begin Available records

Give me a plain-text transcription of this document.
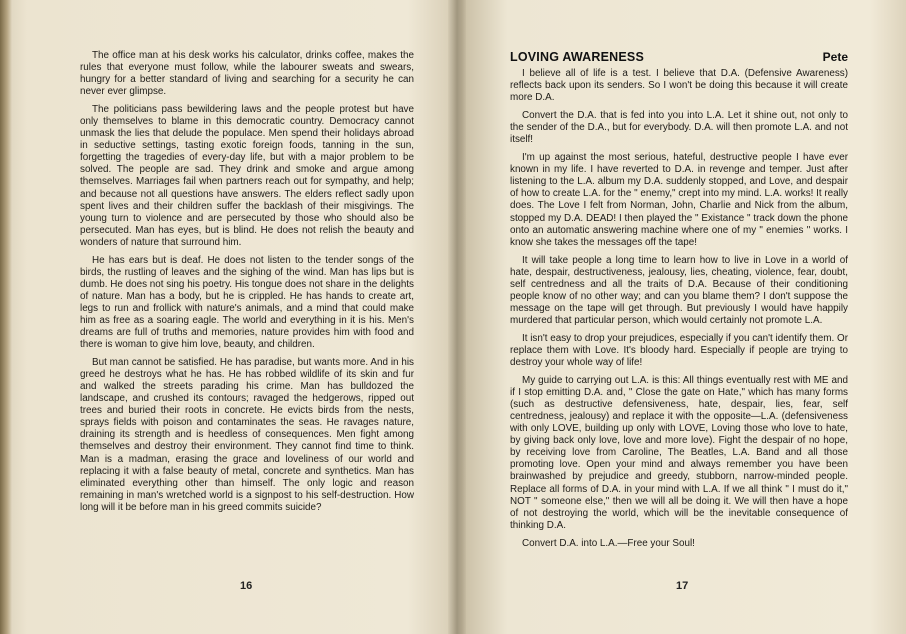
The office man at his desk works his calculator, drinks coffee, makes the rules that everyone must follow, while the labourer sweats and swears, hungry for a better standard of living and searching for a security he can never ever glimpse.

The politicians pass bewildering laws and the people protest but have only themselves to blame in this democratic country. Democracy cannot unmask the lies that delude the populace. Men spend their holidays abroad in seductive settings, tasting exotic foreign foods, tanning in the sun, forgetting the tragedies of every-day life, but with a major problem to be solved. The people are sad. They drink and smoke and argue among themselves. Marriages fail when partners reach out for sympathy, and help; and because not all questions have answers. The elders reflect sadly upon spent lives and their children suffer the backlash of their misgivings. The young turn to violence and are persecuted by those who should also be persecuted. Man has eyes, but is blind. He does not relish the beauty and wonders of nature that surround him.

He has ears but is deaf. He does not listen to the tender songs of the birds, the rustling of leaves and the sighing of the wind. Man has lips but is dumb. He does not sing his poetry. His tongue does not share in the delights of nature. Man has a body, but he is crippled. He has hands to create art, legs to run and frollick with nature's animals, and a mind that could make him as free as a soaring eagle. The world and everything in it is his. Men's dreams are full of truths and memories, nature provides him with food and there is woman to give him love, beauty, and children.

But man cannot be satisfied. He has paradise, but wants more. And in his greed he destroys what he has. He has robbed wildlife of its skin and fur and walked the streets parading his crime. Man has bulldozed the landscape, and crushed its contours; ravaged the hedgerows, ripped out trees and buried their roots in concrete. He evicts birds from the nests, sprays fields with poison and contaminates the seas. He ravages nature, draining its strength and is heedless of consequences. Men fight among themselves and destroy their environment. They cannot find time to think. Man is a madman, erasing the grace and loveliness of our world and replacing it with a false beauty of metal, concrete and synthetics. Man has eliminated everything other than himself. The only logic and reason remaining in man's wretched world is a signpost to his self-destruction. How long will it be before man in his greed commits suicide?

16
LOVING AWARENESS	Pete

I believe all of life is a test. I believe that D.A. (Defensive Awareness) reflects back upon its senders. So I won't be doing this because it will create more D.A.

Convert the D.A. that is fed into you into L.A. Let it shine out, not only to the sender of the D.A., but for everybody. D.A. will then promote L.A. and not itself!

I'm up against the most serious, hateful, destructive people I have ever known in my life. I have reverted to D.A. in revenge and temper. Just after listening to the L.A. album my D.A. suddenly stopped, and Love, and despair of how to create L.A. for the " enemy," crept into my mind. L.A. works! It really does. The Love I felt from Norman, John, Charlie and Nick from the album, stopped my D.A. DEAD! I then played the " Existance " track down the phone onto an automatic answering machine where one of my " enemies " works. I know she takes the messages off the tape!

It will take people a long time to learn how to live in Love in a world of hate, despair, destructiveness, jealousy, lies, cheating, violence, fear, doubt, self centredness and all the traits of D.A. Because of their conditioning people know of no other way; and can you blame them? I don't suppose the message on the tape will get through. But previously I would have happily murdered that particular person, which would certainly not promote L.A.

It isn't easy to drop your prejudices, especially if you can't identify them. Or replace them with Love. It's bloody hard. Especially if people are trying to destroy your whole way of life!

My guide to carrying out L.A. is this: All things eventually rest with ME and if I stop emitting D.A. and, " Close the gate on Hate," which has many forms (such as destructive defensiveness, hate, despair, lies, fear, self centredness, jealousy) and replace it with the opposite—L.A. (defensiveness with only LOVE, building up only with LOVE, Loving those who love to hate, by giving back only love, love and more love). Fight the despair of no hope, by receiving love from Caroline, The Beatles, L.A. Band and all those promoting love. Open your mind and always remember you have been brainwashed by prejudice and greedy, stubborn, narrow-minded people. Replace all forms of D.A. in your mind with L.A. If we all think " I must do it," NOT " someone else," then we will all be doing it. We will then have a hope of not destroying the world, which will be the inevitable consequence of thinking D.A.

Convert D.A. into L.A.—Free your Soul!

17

end Available records

> Set exercise
Quote all the records verbatim, dropping any pictures from your copy.

> Final result
Give me a plain-text transcription of this document.
The office man at his desk works his calculator, drinks coffee, makes the rules that everyone must follow, while the labourer sweats and swears, hungry for a better standard of living and searching for a security he can never ever glimpse.

The politicians pass bewildering laws and the people protest but have only themselves to blame in this democratic country. Democracy cannot unmask the lies that delude the populace. Men spend their holidays abroad in seductive settings, tasting exotic foreign foods, tanning in the sun, forgetting the tragedies of every-day life, but with a major problem to be solved. The people are sad. They drink and smoke and argue among themselves. Marriages fail when partners reach out for sympathy, and help; and because not all questions have answers. The elders reflect sadly upon spent lives and their children suffer the backlash of their misgivings. The young turn to violence and are persecuted by those who should also be persecuted. Man has eyes, but is blind. He does not relish the beauty and wonders of nature that surround him.

He has ears but is deaf. He does not listen to the tender songs of the birds, the rustling of leaves and the sighing of the wind. Man has lips but is dumb. He does not sing his poetry. His tongue does not share in the delights of nature. Man has a body, but he is crippled. He has hands to create art, legs to run and frollick with nature's animals, and a mind that could make him as free as a soaring eagle. The world and everything in it is his. Men's dreams are full of truths and memories, nature provides him with food and there is woman to give him love, beauty, and children.

But man cannot be satisfied. He has paradise, but wants more. And in his greed he destroys what he has. He has robbed wildlife of its skin and fur and walked the streets parading his crime. Man has bulldozed the landscape, and crushed its contours; ravaged the hedgerows, ripped out trees and buried their roots in concrete. He evicts birds from the nests, sprays fields with poison and contaminates the seas. He ravages nature, draining its strength and is heedless of consequences. Men fight among themselves and destroy their environment. They cannot find time to think. Man is a madman, erasing the grace and loveliness of our world and replacing it with a false beauty of metal, concrete and synthetics. Man has eliminated everything other than himself. The only logic and reason remaining in man's wretched world is a signpost to his self-destruction. How long will it be before man in his greed commits suicide?

16
LOVING AWARENESS	Pete

I believe all of life is a test. I believe that D.A. (Defensive Awareness) reflects back upon its senders. So I won't be doing this because it will create more D.A.

Convert the D.A. that is fed into you into L.A. Let it shine out, not only to the sender of the D.A., but for everybody. D.A. will then promote L.A. and not itself!

I'm up against the most serious, hateful, destructive people I have ever known in my life. I have reverted to D.A. in revenge and temper. Just after listening to the L.A. album my D.A. suddenly stopped, and Love, and despair of how to create L.A. for the " enemy," crept into my mind. L.A. works! It really does. The Love I felt from Norman, John, Charlie and Nick from the album, stopped my D.A. DEAD! I then played the " Existance " track down the phone onto an automatic answering machine where one of my " enemies " works. I know she takes the messages off the tape!

It will take people a long time to learn how to live in Love in a world of hate, despair, destructiveness, jealousy, lies, cheating, violence, fear, doubt, self centredness and all the traits of D.A. Because of their conditioning people know of no other way; and can you blame them? I don't suppose the message on the tape will get through. But previously I would have happily murdered that particular person, which would certainly not promote L.A.

It isn't easy to drop your prejudices, especially if you can't identify them. Or replace them with Love. It's bloody hard. Especially if people are trying to destroy your whole way of life!

My guide to carrying out L.A. is this: All things eventually rest with ME and if I stop emitting D.A. and, " Close the gate on Hate," which has many forms (such as destructive defensiveness, hate, despair, lies, fear, self centredness, jealousy) and replace it with the opposite—L.A. (defensiveness with only LOVE, building up only with LOVE, Loving those who love to hate, by giving back only love, love and more love). Fight the despair of no hope, by receiving love from Caroline, The Beatles, L.A. Band and all those promoting love. Open your mind and always remember you have been brainwashed by prejudice and greedy, stubborn, narrow-minded people. Replace all forms of D.A. in your mind with L.A. If we all think " I must do it," NOT " someone else," then we will all be doing it. We will then have a hope of not destroying the world, which will be the inevitable consequence of thinking D.A.

Convert D.A. into L.A.—Free your Soul!

17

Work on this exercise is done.